BEGIN
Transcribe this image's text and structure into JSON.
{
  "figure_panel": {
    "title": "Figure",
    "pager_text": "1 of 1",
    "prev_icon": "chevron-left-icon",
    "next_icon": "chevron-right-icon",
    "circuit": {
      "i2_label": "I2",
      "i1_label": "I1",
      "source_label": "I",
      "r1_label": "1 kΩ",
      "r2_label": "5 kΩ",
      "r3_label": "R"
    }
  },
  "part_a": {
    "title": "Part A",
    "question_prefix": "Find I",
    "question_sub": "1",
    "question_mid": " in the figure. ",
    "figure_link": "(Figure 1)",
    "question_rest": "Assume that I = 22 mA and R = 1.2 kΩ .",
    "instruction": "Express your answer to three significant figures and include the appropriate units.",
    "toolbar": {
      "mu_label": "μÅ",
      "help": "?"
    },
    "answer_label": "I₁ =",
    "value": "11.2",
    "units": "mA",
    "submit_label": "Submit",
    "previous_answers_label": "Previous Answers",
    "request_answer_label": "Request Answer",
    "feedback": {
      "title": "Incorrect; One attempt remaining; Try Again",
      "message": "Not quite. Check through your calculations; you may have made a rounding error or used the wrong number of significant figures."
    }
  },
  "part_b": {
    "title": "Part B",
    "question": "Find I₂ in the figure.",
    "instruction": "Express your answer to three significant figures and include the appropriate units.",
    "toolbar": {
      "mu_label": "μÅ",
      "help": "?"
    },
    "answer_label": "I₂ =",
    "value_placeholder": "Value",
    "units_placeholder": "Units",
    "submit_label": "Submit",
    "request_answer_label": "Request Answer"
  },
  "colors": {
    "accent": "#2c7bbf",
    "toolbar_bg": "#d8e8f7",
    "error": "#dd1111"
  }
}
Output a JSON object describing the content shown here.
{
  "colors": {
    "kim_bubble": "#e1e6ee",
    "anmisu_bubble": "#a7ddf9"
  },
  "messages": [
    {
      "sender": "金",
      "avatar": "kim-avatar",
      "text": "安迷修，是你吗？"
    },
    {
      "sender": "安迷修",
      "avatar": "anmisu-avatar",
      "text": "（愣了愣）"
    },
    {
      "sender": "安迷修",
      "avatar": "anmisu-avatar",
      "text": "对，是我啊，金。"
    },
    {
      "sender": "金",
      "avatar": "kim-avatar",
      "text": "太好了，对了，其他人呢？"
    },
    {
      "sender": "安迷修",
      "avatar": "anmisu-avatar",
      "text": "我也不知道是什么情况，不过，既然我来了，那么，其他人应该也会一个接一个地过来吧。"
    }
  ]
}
END
#### Exercise brief:
Using the listing above, pick out each line that contains the word "Find", then copy it.

#### Task result:
    "question_prefix": "Find I",
    "question": "Find I₂ in the figure.",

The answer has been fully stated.